Você já calou hoje?
Em priscos tempos, os antigos místicos acreditavam que as letras sagradas eram tão poderosas que poderiam causar mudanças na vida do sujeito, bastando para isso apenas a meditação. O porquê disso tudo estava diretamente ligado ao suposto poder que as letras tinham de encerrar um universo infinito dentro de si próprias.
Um sonho de infância, o plano de uma viagem, o desejo de comprar um carro, de encontrar um amor, de voltar a falar com alguém querido. Muitas vezes somos incapazes de segurar a informação. Talvez isso ocorra na esteira de um estado de euforia incontrolável, ou simplesmente porque o nosso ser inocente, criança, deseja compartilhar a alegria e a esperança com o outro. E é aí que os problemas – e mais tarde as frustrações – começam. Simplesmente pela razão de não dominarmos uma capacidade admirável conquistada por algumas pessoas: o saber calar.

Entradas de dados
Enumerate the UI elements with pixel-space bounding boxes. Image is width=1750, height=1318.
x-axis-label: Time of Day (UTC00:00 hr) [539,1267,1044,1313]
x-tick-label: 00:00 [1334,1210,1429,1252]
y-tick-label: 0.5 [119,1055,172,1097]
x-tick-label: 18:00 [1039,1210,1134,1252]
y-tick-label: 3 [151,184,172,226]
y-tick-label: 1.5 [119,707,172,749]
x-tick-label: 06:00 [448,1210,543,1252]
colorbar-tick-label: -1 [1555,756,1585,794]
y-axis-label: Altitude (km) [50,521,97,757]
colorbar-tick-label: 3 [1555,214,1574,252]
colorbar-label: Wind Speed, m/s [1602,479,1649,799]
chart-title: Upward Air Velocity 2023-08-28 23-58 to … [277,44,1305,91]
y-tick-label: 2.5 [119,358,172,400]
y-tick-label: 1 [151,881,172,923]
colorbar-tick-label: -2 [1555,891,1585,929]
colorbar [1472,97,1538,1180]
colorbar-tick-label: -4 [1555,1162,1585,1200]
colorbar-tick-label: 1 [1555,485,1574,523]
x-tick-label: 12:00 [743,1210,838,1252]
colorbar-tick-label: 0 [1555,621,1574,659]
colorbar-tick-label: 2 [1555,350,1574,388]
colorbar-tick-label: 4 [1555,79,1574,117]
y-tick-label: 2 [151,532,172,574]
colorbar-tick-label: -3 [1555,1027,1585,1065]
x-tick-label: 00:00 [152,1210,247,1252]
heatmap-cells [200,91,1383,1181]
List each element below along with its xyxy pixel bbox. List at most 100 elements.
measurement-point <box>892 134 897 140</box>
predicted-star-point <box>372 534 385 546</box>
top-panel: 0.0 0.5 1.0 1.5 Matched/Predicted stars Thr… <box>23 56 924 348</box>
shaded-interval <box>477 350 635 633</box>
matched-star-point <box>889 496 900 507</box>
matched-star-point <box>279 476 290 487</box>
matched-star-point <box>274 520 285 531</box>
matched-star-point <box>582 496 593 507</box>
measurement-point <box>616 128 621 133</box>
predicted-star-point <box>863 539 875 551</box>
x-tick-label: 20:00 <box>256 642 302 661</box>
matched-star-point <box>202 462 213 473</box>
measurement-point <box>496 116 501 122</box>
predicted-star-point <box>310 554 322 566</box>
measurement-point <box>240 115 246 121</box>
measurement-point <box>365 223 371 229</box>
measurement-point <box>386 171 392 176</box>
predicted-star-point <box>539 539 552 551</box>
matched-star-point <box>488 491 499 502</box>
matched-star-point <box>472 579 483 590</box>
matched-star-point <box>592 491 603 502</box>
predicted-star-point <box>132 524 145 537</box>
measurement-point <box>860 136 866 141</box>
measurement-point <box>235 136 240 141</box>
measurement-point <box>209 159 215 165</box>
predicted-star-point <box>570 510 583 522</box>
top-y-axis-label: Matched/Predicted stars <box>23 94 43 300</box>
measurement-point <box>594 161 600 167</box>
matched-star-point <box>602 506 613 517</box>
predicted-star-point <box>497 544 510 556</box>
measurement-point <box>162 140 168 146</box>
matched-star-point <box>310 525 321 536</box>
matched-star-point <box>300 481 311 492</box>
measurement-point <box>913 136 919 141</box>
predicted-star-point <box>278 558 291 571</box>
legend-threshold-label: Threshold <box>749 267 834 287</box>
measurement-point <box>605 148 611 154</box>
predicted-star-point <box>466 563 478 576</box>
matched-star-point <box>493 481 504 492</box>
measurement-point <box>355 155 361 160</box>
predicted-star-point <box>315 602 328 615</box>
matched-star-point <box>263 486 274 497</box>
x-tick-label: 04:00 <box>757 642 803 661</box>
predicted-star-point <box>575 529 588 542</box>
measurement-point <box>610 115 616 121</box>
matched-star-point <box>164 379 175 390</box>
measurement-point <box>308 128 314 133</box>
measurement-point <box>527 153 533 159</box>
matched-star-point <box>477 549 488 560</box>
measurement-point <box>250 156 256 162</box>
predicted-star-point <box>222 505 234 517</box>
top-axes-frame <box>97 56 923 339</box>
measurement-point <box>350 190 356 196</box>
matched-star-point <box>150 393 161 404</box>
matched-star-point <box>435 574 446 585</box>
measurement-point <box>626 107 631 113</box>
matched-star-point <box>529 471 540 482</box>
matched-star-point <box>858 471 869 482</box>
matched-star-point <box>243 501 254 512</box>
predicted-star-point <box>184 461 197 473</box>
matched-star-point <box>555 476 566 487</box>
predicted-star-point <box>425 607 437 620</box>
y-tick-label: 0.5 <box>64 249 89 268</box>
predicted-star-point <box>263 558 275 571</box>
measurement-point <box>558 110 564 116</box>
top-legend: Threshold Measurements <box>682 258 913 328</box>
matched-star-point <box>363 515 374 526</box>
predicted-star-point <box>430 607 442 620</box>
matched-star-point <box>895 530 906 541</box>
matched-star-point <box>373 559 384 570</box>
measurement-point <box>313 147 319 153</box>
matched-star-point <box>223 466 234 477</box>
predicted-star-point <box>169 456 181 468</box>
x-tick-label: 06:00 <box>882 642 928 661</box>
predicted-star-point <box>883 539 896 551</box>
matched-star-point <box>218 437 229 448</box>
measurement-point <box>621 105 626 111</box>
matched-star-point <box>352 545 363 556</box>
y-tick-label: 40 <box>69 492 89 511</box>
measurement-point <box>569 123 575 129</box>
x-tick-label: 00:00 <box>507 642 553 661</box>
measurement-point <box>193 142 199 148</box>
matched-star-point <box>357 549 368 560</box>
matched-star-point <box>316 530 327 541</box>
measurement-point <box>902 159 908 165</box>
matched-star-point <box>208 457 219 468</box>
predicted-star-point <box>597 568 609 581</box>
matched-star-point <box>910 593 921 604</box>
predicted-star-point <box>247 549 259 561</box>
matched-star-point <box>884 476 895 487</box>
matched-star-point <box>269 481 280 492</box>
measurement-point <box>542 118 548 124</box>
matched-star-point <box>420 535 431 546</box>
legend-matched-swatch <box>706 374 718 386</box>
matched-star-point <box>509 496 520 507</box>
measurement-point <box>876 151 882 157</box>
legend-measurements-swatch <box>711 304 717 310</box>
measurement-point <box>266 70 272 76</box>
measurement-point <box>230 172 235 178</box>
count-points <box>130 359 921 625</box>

Instrução dada A – No artigo sobre o saber calar, liste os exemplos enumerados na frase que começa com "Um sonho de infância".
Instrução dada B – Imprima, por favor, as linhas de dados desde o início até a linha que contém "measurement-point <box>892 134 897 140</box>", incluindo as duas pontas.

Resposta correta A –
- um sonho de infância
- o plano de uma viagem
- o desejo de comprar um carro
- de encontrar um amor
- de voltar a falar com alguém querido

Resposta correta B –
Enumerate the UI elements with pixel-space bounding boxes. Image is width=1750, height=1318.
x-axis-label: Time of Day (UTC00:00 hr) [539,1267,1044,1313]
x-tick-label: 00:00 [1334,1210,1429,1252]
y-tick-label: 0.5 [119,1055,172,1097]
x-tick-label: 18:00 [1039,1210,1134,1252]
y-tick-label: 3 [151,184,172,226]
y-tick-label: 1.5 [119,707,172,749]
x-tick-label: 06:00 [448,1210,543,1252]
colorbar-tick-label: -1 [1555,756,1585,794]
y-axis-label: Altitude (km) [50,521,97,757]
colorbar-tick-label: 3 [1555,214,1574,252]
colorbar-label: Wind Speed, m/s [1602,479,1649,799]
chart-title: Upward Air Velocity 2023-08-28 23-58 to … [277,44,1305,91]
y-tick-label: 2.5 [119,358,172,400]
y-tick-label: 1 [151,881,172,923]
colorbar-tick-label: -2 [1555,891,1585,929]
colorbar [1472,97,1538,1180]
colorbar-tick-label: -4 [1555,1162,1585,1200]
colorbar-tick-label: 1 [1555,485,1574,523]
x-tick-label: 12:00 [743,1210,838,1252]
colorbar-tick-label: 0 [1555,621,1574,659]
colorbar-tick-label: 2 [1555,350,1574,388]
colorbar-tick-label: 4 [1555,79,1574,117]
y-tick-label: 2 [151,532,172,574]
colorbar-tick-label: -3 [1555,1027,1585,1065]
x-tick-label: 00:00 [152,1210,247,1252]
heatmap-cells [200,91,1383,1181]
List each element below along with its xyxy pixel bbox. List at most 100 elements.
measurement-point <box>892 134 897 140</box>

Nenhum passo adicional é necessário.